== INPUT

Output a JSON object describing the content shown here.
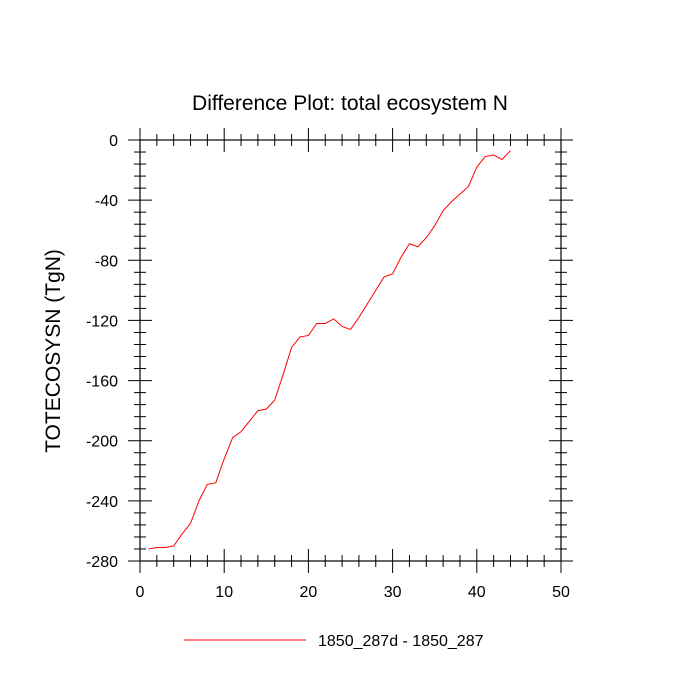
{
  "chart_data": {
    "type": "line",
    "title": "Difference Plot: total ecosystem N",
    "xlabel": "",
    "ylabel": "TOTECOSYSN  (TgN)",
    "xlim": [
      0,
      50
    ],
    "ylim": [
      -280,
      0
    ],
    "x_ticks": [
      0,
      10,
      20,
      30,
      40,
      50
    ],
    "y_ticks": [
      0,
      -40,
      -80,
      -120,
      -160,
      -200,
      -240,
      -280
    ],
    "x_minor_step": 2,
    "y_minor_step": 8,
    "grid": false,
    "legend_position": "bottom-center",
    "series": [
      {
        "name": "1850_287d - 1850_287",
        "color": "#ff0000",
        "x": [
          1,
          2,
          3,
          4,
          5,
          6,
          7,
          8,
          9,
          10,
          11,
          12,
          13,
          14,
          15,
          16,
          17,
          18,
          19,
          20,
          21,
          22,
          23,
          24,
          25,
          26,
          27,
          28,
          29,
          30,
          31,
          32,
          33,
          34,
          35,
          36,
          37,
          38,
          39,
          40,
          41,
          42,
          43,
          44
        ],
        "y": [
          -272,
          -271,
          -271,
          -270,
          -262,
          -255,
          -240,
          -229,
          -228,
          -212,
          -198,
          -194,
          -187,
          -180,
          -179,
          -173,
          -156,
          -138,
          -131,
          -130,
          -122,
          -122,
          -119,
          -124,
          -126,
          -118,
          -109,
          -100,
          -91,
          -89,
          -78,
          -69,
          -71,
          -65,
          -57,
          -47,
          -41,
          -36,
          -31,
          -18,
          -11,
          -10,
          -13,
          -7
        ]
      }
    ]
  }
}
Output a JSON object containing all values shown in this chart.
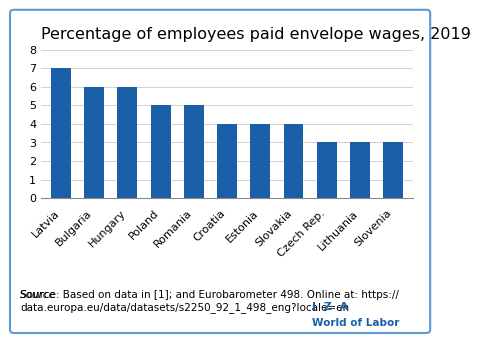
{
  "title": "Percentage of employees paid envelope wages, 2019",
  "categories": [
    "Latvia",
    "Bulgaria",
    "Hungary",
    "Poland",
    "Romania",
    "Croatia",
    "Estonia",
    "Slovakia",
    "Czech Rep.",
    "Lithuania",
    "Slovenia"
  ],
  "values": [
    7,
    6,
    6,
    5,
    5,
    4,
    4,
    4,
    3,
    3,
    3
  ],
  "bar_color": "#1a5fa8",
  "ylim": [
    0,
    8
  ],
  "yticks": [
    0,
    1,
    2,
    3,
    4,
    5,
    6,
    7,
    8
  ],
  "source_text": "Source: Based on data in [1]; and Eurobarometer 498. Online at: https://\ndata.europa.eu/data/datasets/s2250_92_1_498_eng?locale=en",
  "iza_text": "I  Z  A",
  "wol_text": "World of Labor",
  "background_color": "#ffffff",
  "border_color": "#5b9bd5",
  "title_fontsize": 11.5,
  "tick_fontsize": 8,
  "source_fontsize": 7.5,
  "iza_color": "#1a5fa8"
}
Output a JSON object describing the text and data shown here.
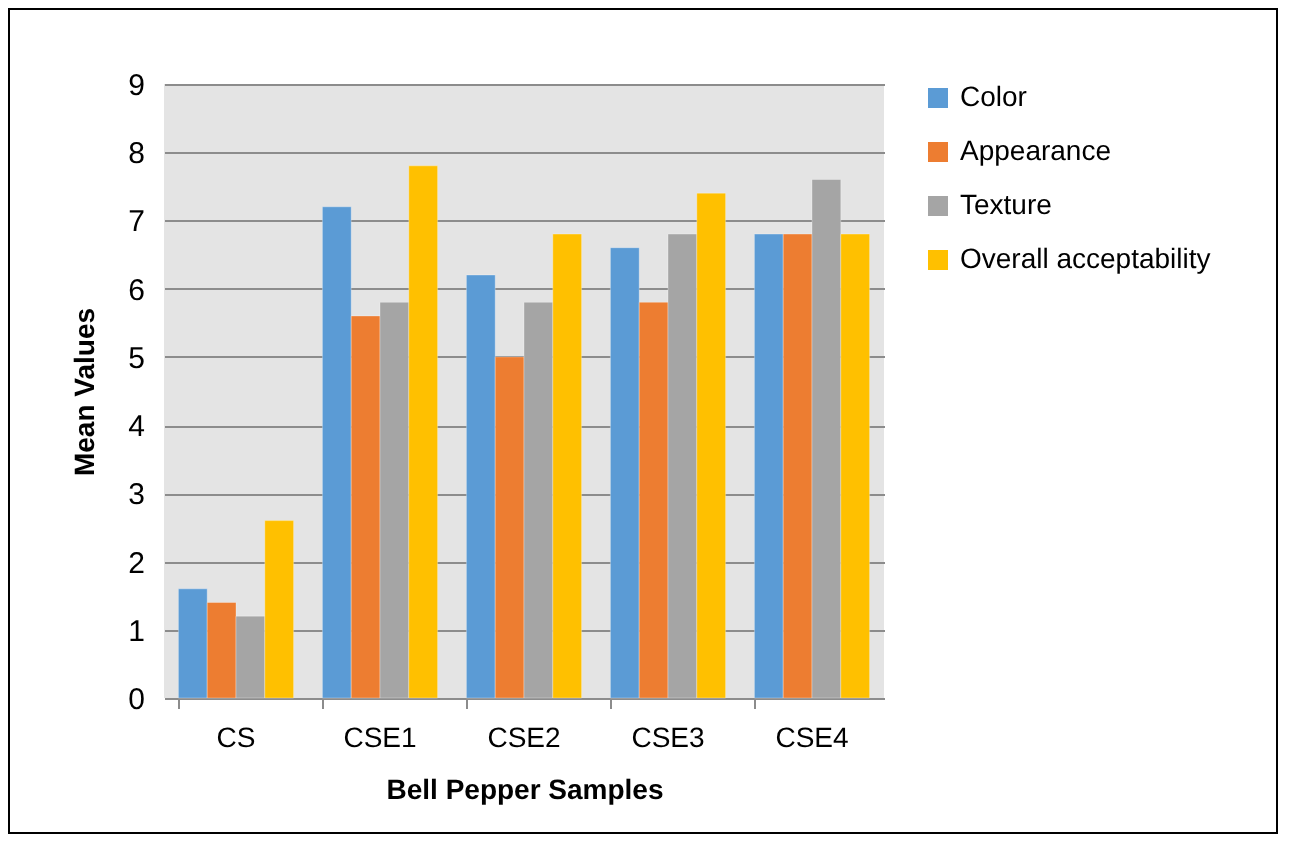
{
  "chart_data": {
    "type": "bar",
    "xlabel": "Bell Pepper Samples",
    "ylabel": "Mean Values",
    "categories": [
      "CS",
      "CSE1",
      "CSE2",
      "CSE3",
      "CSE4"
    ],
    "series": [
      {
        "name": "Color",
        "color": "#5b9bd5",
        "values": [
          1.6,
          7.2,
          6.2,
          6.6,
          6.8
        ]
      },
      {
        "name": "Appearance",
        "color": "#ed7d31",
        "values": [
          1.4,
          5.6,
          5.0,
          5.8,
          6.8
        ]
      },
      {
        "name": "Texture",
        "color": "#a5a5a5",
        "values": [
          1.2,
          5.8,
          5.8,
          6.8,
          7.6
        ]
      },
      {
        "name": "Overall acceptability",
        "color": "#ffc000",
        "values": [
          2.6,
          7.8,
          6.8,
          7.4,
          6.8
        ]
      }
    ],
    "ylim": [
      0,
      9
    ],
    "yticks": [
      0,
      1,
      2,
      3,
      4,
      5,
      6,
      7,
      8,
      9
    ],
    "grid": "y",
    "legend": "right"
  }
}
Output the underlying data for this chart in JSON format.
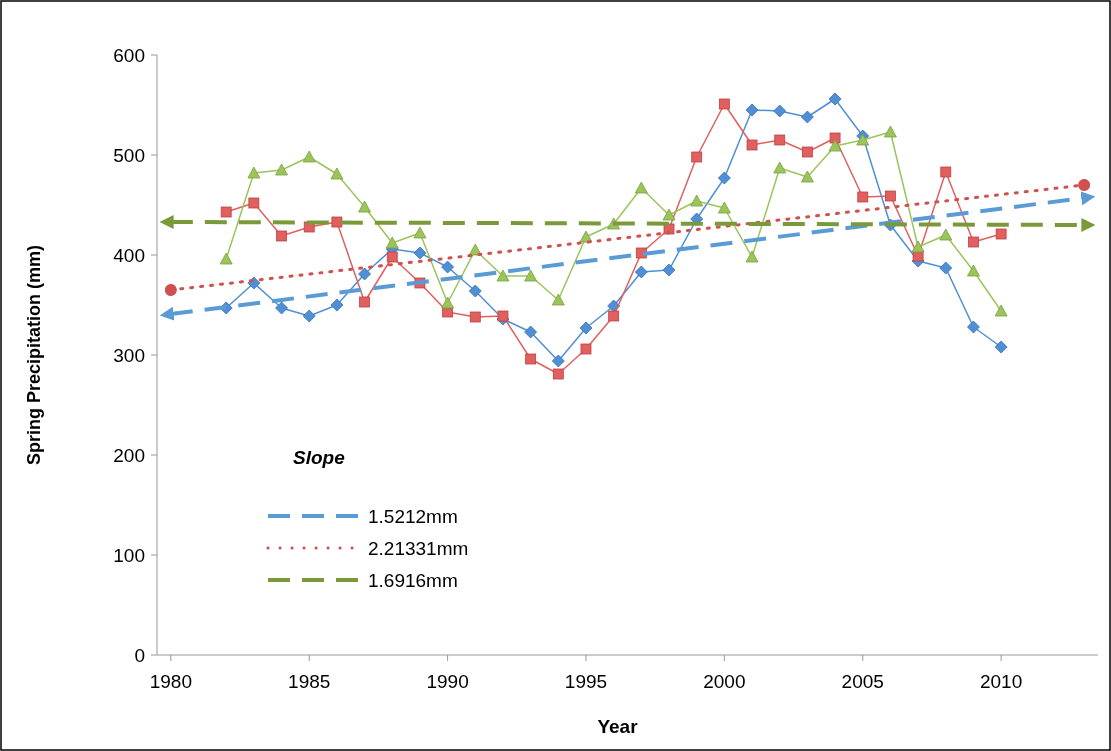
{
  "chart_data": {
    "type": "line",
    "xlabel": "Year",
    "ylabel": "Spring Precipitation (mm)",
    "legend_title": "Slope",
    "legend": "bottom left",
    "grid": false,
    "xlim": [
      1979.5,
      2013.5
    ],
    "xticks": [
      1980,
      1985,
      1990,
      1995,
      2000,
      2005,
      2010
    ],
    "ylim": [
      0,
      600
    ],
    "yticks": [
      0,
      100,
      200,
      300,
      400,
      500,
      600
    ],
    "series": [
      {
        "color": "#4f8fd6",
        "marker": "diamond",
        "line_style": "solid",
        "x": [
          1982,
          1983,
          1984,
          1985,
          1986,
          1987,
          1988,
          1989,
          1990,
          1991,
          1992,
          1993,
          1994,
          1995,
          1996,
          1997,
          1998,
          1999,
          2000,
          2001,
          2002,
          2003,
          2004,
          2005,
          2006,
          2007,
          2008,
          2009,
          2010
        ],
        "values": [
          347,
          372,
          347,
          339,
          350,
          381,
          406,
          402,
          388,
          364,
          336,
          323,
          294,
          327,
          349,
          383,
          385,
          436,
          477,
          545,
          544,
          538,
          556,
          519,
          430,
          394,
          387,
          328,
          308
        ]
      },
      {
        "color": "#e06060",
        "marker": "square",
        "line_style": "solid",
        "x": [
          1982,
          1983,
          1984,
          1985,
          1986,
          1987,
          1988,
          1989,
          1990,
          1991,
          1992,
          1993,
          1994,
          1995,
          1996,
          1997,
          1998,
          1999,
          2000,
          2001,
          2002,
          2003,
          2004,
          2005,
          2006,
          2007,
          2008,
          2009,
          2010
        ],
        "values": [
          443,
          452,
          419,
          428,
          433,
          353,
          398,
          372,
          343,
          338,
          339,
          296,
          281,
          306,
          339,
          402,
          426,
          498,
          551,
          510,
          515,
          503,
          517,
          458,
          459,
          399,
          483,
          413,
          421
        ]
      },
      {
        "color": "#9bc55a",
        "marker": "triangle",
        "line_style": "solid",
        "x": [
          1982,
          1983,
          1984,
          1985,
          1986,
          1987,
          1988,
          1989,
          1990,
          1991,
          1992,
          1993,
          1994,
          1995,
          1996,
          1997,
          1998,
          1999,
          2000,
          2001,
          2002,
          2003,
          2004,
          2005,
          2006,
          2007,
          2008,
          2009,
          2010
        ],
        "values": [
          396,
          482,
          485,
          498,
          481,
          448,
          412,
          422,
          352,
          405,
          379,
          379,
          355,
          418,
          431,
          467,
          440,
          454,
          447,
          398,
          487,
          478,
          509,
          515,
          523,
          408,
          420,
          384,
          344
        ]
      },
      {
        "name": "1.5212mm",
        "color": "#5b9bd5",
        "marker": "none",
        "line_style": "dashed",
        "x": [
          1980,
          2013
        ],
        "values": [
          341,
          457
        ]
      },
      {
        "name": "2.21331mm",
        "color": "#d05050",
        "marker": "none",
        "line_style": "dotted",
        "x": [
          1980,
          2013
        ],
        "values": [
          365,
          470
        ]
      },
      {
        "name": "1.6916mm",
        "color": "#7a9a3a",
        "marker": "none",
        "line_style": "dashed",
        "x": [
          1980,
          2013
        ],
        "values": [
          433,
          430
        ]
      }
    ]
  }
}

====

## YOUR OBJECTIVE
Provide the number of lines in these entries that hold the word "bottom", without any accompanying text.

## SOLUTION FOR THIS PROBLEM
2